[start of Supplied data]

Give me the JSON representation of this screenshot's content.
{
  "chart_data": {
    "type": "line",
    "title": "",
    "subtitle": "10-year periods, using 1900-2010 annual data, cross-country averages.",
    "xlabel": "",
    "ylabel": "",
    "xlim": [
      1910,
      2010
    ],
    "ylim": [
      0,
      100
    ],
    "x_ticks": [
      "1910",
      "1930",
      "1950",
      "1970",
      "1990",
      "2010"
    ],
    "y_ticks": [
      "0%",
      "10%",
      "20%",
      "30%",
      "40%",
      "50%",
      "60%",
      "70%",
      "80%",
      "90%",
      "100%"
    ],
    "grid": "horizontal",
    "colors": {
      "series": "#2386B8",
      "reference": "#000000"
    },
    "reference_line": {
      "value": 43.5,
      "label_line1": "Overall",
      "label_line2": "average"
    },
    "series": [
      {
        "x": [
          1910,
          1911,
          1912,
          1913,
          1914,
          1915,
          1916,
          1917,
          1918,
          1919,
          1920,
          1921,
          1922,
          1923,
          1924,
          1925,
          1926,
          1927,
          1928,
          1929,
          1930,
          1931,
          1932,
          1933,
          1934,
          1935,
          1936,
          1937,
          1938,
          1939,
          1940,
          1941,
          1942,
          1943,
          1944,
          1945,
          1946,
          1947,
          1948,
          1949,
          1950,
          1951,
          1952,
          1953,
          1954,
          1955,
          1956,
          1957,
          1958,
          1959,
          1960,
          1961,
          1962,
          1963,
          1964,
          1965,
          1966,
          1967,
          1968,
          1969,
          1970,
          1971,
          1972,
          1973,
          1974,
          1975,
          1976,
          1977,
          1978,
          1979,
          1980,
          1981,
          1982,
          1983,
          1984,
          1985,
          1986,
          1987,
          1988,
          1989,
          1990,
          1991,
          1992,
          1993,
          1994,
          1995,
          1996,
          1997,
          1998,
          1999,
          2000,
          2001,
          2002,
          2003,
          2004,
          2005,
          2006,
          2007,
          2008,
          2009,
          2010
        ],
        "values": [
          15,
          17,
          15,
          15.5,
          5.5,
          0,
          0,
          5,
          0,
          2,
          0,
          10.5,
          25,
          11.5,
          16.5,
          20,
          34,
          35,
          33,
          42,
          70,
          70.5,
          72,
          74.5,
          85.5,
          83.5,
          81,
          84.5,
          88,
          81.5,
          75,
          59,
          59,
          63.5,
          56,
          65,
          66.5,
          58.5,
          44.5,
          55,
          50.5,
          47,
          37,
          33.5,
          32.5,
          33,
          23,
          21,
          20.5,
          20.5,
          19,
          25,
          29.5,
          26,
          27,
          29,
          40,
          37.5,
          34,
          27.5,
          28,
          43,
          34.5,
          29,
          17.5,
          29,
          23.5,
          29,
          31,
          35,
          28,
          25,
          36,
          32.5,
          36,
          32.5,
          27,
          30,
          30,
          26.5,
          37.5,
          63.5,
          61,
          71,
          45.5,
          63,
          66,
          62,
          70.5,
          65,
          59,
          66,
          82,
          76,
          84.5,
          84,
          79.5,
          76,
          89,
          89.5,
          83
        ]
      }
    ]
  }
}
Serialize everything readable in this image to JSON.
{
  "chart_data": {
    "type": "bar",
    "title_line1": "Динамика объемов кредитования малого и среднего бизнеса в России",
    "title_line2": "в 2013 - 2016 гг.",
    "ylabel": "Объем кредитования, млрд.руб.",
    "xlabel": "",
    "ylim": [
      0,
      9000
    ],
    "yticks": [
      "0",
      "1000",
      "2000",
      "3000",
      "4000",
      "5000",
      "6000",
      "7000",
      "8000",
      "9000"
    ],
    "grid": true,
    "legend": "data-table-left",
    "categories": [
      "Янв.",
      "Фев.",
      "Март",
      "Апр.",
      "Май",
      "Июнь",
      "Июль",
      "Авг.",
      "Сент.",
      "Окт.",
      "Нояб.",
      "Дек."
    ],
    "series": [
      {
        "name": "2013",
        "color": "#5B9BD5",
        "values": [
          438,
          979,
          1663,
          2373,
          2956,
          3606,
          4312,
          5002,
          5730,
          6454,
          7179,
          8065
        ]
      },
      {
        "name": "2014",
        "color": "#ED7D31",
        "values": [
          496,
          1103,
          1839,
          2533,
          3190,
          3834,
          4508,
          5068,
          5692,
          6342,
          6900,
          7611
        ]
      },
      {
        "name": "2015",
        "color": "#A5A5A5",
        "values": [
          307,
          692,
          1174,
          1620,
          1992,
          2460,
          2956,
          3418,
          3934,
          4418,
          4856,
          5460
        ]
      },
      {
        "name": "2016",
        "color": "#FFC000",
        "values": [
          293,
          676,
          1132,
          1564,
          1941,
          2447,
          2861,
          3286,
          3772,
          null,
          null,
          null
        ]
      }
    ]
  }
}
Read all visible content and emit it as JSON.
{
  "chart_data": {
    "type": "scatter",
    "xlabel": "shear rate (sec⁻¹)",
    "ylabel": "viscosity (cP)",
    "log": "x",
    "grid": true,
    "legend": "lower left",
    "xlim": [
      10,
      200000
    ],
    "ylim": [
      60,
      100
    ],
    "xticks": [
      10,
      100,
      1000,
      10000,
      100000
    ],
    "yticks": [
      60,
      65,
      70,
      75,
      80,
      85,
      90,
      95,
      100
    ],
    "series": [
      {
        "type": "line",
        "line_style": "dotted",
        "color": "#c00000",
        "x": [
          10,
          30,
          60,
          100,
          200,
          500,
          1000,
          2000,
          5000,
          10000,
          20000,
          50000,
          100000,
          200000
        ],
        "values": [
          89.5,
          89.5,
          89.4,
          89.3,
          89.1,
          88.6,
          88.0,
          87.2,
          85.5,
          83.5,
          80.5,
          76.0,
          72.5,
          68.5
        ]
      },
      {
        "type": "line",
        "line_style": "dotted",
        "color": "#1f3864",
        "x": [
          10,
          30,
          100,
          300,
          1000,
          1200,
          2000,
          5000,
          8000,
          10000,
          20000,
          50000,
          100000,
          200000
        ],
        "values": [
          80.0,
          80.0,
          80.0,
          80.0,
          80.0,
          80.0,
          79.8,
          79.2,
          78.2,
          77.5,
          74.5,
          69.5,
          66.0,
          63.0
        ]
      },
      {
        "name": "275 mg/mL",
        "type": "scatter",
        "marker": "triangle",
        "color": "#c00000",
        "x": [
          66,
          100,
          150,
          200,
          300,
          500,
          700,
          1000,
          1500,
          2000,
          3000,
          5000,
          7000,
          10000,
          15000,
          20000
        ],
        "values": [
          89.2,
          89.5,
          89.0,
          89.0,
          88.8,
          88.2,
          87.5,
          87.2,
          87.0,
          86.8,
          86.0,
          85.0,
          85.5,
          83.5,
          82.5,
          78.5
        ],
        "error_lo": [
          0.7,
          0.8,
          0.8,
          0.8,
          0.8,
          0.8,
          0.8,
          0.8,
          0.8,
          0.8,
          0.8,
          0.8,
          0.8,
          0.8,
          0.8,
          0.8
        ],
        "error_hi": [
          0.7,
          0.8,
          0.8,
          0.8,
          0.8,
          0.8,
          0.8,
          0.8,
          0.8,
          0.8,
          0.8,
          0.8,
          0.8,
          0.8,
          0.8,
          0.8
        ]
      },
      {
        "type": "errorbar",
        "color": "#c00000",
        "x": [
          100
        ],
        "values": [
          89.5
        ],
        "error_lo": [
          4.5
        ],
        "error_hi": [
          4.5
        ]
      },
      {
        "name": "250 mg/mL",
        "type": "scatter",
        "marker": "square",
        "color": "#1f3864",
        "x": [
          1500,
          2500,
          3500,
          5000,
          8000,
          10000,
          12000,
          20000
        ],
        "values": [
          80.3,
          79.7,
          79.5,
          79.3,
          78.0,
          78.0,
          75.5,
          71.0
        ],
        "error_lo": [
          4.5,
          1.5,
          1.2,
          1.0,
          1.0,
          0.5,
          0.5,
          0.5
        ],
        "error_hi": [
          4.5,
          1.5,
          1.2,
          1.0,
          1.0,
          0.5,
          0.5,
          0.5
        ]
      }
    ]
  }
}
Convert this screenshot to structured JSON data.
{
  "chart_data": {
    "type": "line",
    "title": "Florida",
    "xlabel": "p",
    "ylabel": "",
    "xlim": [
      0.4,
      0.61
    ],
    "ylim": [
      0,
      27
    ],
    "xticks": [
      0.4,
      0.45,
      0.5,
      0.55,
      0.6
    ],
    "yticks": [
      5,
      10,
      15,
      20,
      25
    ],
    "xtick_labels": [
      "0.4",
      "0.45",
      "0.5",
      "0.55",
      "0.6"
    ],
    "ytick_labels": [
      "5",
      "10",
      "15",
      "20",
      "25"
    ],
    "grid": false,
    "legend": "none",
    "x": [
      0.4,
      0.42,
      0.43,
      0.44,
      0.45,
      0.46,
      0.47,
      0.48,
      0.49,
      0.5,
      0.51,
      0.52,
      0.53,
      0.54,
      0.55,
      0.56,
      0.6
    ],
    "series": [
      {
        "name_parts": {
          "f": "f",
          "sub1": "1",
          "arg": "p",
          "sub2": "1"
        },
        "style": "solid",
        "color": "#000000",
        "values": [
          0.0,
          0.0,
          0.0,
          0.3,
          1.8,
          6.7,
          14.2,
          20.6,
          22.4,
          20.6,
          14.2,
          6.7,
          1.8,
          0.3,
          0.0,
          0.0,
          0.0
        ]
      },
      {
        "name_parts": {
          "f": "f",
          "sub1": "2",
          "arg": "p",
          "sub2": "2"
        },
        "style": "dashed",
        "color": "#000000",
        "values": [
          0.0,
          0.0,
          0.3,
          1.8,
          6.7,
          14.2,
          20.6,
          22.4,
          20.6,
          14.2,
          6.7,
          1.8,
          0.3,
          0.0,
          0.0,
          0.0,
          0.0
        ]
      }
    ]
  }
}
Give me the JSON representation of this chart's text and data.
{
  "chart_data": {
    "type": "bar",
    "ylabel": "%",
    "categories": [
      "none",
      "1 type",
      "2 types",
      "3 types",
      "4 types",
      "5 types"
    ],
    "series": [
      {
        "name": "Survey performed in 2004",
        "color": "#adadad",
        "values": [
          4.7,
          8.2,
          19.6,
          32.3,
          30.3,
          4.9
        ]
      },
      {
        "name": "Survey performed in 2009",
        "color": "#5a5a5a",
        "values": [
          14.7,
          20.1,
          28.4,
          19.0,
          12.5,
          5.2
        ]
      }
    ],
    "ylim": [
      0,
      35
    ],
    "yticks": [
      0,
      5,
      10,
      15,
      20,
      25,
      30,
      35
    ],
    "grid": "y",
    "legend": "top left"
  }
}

[end of Supplied data]

## What you should do
Word for word, quote the lines from the line containing "Give me the JSON representation of this chart's" through the end of the material, both included, and nothing else.

## Full output
Give me the JSON representation of this chart's text and data.
{
  "chart_data": {
    "type": "bar",
    "ylabel": "%",
    "categories": [
      "none",
      "1 type",
      "2 types",
      "3 types",
      "4 types",
      "5 types"
    ],
    "series": [
      {
        "name": "Survey performed in 2004",
        "color": "#adadad",
        "values": [
          4.7,
          8.2,
          19.6,
          32.3,
          30.3,
          4.9
        ]
      },
      {
        "name": "Survey performed in 2009",
        "color": "#5a5a5a",
        "values": [
          14.7,
          20.1,
          28.4,
          19.0,
          12.5,
          5.2
        ]
      }
    ],
    "ylim": [
      0,
      35
    ],
    "yticks": [
      0,
      5,
      10,
      15,
      20,
      25,
      30,
      35
    ],
    "grid": "y",
    "legend": "top left"
  }
}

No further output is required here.